▶ **What needs to be done**: Render every entry verbatim.

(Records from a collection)
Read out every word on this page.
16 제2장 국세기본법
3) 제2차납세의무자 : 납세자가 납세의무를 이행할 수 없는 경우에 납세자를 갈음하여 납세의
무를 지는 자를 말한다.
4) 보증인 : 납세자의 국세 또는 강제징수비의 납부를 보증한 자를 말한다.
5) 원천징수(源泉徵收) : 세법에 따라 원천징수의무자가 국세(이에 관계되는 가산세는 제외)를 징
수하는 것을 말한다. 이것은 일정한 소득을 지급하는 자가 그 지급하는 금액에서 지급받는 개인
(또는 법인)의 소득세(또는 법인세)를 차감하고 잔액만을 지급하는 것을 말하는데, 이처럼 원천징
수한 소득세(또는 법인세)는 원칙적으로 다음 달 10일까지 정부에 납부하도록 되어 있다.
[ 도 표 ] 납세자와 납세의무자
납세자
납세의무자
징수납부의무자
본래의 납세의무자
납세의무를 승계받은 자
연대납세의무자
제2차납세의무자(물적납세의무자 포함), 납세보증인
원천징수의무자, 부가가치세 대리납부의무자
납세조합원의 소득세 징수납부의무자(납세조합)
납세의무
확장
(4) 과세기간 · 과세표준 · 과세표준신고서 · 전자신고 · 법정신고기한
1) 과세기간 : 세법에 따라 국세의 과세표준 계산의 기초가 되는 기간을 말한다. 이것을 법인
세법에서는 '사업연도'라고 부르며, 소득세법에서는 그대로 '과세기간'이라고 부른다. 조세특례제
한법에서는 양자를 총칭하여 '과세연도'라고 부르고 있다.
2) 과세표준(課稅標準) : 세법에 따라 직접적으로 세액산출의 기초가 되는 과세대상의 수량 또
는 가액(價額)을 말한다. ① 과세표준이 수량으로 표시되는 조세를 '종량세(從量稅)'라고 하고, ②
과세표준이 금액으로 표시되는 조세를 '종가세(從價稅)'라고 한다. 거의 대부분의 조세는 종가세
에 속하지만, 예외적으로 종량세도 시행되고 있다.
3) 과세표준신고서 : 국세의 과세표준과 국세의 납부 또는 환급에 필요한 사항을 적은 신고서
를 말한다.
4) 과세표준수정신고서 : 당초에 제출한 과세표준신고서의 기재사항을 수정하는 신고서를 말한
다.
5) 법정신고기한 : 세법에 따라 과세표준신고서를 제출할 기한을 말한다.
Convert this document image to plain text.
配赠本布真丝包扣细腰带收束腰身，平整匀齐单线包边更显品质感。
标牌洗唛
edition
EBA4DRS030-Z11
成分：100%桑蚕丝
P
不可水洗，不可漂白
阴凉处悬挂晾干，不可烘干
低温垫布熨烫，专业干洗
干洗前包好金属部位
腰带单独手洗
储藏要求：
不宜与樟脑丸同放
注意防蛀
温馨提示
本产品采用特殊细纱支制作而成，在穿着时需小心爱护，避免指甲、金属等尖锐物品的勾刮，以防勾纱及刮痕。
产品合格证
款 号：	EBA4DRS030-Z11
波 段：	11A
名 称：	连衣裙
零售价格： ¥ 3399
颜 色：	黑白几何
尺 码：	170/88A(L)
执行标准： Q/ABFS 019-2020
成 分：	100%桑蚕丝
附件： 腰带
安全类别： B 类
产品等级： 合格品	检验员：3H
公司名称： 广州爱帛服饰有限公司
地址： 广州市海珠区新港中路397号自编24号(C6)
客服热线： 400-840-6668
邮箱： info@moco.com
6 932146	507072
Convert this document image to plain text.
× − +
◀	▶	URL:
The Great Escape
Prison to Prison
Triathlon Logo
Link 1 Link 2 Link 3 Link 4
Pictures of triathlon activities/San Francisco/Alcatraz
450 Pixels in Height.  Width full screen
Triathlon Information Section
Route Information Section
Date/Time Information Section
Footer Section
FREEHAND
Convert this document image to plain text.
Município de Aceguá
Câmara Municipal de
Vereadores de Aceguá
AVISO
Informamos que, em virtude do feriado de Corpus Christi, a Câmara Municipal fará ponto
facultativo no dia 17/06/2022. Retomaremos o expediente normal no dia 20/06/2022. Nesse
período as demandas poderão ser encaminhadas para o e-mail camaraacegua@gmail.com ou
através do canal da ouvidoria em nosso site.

▶ **Answer**:
Read out every word on this page.
16 제2장 국세기본법
3) 제2차납세의무자 : 납세자가 납세의무를 이행할 수 없는 경우에 납세자를 갈음하여 납세의
무를 지는 자를 말한다.
4) 보증인 : 납세자의 국세 또는 강제징수비의 납부를 보증한 자를 말한다.
5) 원천징수(源泉徵收) : 세법에 따라 원천징수의무자가 국세(이에 관계되는 가산세는 제외)를 징
수하는 것을 말한다. 이것은 일정한 소득을 지급하는 자가 그 지급하는 금액에서 지급받는 개인
(또는 법인)의 소득세(또는 법인세)를 차감하고 잔액만을 지급하는 것을 말하는데, 이처럼 원천징
수한 소득세(또는 법인세)는 원칙적으로 다음 달 10일까지 정부에 납부하도록 되어 있다.
[ 도 표 ] 납세자와 납세의무자
납세자
납세의무자
징수납부의무자
본래의 납세의무자
납세의무를 승계받은 자
연대납세의무자
제2차납세의무자(물적납세의무자 포함), 납세보증인
원천징수의무자, 부가가치세 대리납부의무자
납세조합원의 소득세 징수납부의무자(납세조합)
납세의무
확장
(4) 과세기간 · 과세표준 · 과세표준신고서 · 전자신고 · 법정신고기한
1) 과세기간 : 세법에 따라 국세의 과세표준 계산의 기초가 되는 기간을 말한다. 이것을 법인
세법에서는 '사업연도'라고 부르며, 소득세법에서는 그대로 '과세기간'이라고 부른다. 조세특례제
한법에서는 양자를 총칭하여 '과세연도'라고 부르고 있다.
2) 과세표준(課稅標準) : 세법에 따라 직접적으로 세액산출의 기초가 되는 과세대상의 수량 또
는 가액(價額)을 말한다. ① 과세표준이 수량으로 표시되는 조세를 '종량세(從量稅)'라고 하고, ②
과세표준이 금액으로 표시되는 조세를 '종가세(從價稅)'라고 한다. 거의 대부분의 조세는 종가세
에 속하지만, 예외적으로 종량세도 시행되고 있다.
3) 과세표준신고서 : 국세의 과세표준과 국세의 납부 또는 환급에 필요한 사항을 적은 신고서
를 말한다.
4) 과세표준수정신고서 : 당초에 제출한 과세표준신고서의 기재사항을 수정하는 신고서를 말한
다.
5) 법정신고기한 : 세법에 따라 과세표준신고서를 제출할 기한을 말한다.
Convert this document image to plain text.
配赠本布真丝包扣细腰带收束腰身，平整匀齐单线包边更显品质感。
标牌洗唛
edition
EBA4DRS030-Z11
成分：100%桑蚕丝
P
不可水洗，不可漂白
阴凉处悬挂晾干，不可烘干
低温垫布熨烫，专业干洗
干洗前包好金属部位
腰带单独手洗
储藏要求：
不宜与樟脑丸同放
注意防蛀
温馨提示
本产品采用特殊细纱支制作而成，在穿着时需小心爱护，避免指甲、金属等尖锐物品的勾刮，以防勾纱及刮痕。
产品合格证
款 号：	EBA4DRS030-Z11
波 段：	11A
名 称：	连衣裙
零售价格： ¥ 3399
颜 色：	黑白几何
尺 码：	170/88A(L)
执行标准： Q/ABFS 019-2020
成 分：	100%桑蚕丝
附件： 腰带
安全类别： B 类
产品等级： 合格品	检验员：3H
公司名称： 广州爱帛服饰有限公司
地址： 广州市海珠区新港中路397号自编24号(C6)
客服热线： 400-840-6668
邮箱： info@moco.com
6 932146	507072
Convert this document image to plain text.
× − +
◀	▶	URL:
The Great Escape
Prison to Prison
Triathlon Logo
Link 1 Link 2 Link 3 Link 4
Pictures of triathlon activities/San Francisco/Alcatraz
450 Pixels in Height.  Width full screen
Triathlon Information Section
Route Information Section
Date/Time Information Section
Footer Section
FREEHAND
Convert this document image to plain text.
Município de Aceguá
Câmara Municipal de
Vereadores de Aceguá
AVISO
Informamos que, em virtude do feriado de Corpus Christi, a Câmara Municipal fará ponto
facultativo no dia 17/06/2022. Retomaremos o expediente normal no dia 20/06/2022. Nesse
período as demandas poderão ser encaminhadas para o e-mail camaraacegua@gmail.com ou
através do canal da ouvidoria em nosso site.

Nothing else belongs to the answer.